AIM: The records below must be retyped exactly.
#####
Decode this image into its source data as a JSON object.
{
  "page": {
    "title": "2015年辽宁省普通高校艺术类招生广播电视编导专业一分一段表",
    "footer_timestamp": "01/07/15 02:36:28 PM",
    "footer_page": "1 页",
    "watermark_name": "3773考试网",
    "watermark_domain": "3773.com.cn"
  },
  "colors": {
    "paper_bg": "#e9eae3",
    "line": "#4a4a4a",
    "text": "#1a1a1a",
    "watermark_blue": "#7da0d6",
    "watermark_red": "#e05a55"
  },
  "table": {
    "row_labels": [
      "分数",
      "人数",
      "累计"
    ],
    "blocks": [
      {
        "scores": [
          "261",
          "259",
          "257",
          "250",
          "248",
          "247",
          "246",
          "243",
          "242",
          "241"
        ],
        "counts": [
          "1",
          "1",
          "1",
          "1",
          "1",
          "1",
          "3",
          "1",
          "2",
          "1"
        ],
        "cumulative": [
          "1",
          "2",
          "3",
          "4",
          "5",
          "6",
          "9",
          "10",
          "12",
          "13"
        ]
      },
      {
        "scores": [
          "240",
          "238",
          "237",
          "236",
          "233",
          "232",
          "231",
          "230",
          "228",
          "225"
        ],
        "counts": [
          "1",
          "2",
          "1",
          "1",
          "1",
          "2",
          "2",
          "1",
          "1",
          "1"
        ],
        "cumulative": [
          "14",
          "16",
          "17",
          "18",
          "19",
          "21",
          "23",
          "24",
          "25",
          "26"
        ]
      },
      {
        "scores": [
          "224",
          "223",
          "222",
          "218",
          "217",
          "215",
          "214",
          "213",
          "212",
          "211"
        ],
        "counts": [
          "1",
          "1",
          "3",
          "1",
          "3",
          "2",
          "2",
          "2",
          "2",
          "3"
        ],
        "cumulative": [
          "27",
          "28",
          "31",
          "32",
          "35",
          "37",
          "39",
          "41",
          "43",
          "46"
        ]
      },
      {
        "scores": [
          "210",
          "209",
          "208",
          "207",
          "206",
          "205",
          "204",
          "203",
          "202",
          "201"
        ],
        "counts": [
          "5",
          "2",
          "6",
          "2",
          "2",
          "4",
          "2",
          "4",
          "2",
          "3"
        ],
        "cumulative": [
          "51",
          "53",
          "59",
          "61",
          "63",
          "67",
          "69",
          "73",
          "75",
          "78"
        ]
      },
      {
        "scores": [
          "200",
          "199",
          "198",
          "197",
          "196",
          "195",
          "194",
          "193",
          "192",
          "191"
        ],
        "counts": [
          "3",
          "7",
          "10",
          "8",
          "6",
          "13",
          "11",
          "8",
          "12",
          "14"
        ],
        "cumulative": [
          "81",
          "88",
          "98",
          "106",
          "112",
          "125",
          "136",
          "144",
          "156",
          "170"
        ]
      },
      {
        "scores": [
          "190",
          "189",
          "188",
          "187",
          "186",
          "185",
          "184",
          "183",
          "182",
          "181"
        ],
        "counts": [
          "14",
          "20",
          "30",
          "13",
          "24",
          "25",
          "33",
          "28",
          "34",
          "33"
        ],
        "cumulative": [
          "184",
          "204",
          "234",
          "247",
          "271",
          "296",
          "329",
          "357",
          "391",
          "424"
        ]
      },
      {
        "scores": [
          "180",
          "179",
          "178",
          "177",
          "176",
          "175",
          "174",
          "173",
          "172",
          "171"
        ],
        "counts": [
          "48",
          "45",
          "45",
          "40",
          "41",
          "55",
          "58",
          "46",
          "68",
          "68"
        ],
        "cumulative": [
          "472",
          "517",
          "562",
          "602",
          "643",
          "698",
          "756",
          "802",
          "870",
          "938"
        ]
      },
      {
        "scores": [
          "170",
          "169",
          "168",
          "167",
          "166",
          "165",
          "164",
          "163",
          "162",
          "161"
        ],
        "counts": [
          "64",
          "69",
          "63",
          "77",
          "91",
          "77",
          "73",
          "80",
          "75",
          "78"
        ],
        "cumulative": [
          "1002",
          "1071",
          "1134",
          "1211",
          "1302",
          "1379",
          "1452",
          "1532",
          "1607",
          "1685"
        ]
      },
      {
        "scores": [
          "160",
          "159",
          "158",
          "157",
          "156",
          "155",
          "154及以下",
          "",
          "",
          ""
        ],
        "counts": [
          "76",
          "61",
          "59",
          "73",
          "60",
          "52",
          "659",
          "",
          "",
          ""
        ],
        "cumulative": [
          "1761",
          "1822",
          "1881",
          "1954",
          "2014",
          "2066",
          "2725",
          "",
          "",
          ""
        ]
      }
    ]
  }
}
#####
RESPONSE TO THE EXERCISE:
Decode this image into its source data as a JSON object.
{
  "page": {
    "title": "2015年辽宁省普通高校艺术类招生广播电视编导专业一分一段表",
    "footer_timestamp": "01/07/15 02:36:28 PM",
    "footer_page": "1 页",
    "watermark_name": "3773考试网",
    "watermark_domain": "3773.com.cn"
  },
  "colors": {
    "paper_bg": "#e9eae3",
    "line": "#4a4a4a",
    "text": "#1a1a1a",
    "watermark_blue": "#7da0d6",
    "watermark_red": "#e05a55"
  },
  "table": {
    "row_labels": [
      "分数",
      "人数",
      "累计"
    ],
    "blocks": [
      {
        "scores": [
          "261",
          "259",
          "257",
          "250",
          "248",
          "247",
          "246",
          "243",
          "242",
          "241"
        ],
        "counts": [
          "1",
          "1",
          "1",
          "1",
          "1",
          "1",
          "3",
          "1",
          "2",
          "1"
        ],
        "cumulative": [
          "1",
          "2",
          "3",
          "4",
          "5",
          "6",
          "9",
          "10",
          "12",
          "13"
        ]
      },
      {
        "scores": [
          "240",
          "238",
          "237",
          "236",
          "233",
          "232",
          "231",
          "230",
          "228",
          "225"
        ],
        "counts": [
          "1",
          "2",
          "1",
          "1",
          "1",
          "2",
          "2",
          "1",
          "1",
          "1"
        ],
        "cumulative": [
          "14",
          "16",
          "17",
          "18",
          "19",
          "21",
          "23",
          "24",
          "25",
          "26"
        ]
      },
      {
        "scores": [
          "224",
          "223",
          "222",
          "218",
          "217",
          "215",
          "214",
          "213",
          "212",
          "211"
        ],
        "counts": [
          "1",
          "1",
          "3",
          "1",
          "3",
          "2",
          "2",
          "2",
          "2",
          "3"
        ],
        "cumulative": [
          "27",
          "28",
          "31",
          "32",
          "35",
          "37",
          "39",
          "41",
          "43",
          "46"
        ]
      },
      {
        "scores": [
          "210",
          "209",
          "208",
          "207",
          "206",
          "205",
          "204",
          "203",
          "202",
          "201"
        ],
        "counts": [
          "5",
          "2",
          "6",
          "2",
          "2",
          "4",
          "2",
          "4",
          "2",
          "3"
        ],
        "cumulative": [
          "51",
          "53",
          "59",
          "61",
          "63",
          "67",
          "69",
          "73",
          "75",
          "78"
        ]
      },
      {
        "scores": [
          "200",
          "199",
          "198",
          "197",
          "196",
          "195",
          "194",
          "193",
          "192",
          "191"
        ],
        "counts": [
          "3",
          "7",
          "10",
          "8",
          "6",
          "13",
          "11",
          "8",
          "12",
          "14"
        ],
        "cumulative": [
          "81",
          "88",
          "98",
          "106",
          "112",
          "125",
          "136",
          "144",
          "156",
          "170"
        ]
      },
      {
        "scores": [
          "190",
          "189",
          "188",
          "187",
          "186",
          "185",
          "184",
          "183",
          "182",
          "181"
        ],
        "counts": [
          "14",
          "20",
          "30",
          "13",
          "24",
          "25",
          "33",
          "28",
          "34",
          "33"
        ],
        "cumulative": [
          "184",
          "204",
          "234",
          "247",
          "271",
          "296",
          "329",
          "357",
          "391",
          "424"
        ]
      },
      {
        "scores": [
          "180",
          "179",
          "178",
          "177",
          "176",
          "175",
          "174",
          "173",
          "172",
          "171"
        ],
        "counts": [
          "48",
          "45",
          "45",
          "40",
          "41",
          "55",
          "58",
          "46",
          "68",
          "68"
        ],
        "cumulative": [
          "472",
          "517",
          "562",
          "602",
          "643",
          "698",
          "756",
          "802",
          "870",
          "938"
        ]
      },
      {
        "scores": [
          "170",
          "169",
          "168",
          "167",
          "166",
          "165",
          "164",
          "163",
          "162",
          "161"
        ],
        "counts": [
          "64",
          "69",
          "63",
          "77",
          "91",
          "77",
          "73",
          "80",
          "75",
          "78"
        ],
        "cumulative": [
          "1002",
          "1071",
          "1134",
          "1211",
          "1302",
          "1379",
          "1452",
          "1532",
          "1607",
          "1685"
        ]
      },
      {
        "scores": [
          "160",
          "159",
          "158",
          "157",
          "156",
          "155",
          "154及以下",
          "",
          "",
          ""
        ],
        "counts": [
          "76",
          "61",
          "59",
          "73",
          "60",
          "52",
          "659",
          "",
          "",
          ""
        ],
        "cumulative": [
          "1761",
          "1822",
          "1881",
          "1954",
          "2014",
          "2066",
          "2725",
          "",
          "",
          ""
        ]
      }
    ]
  }
}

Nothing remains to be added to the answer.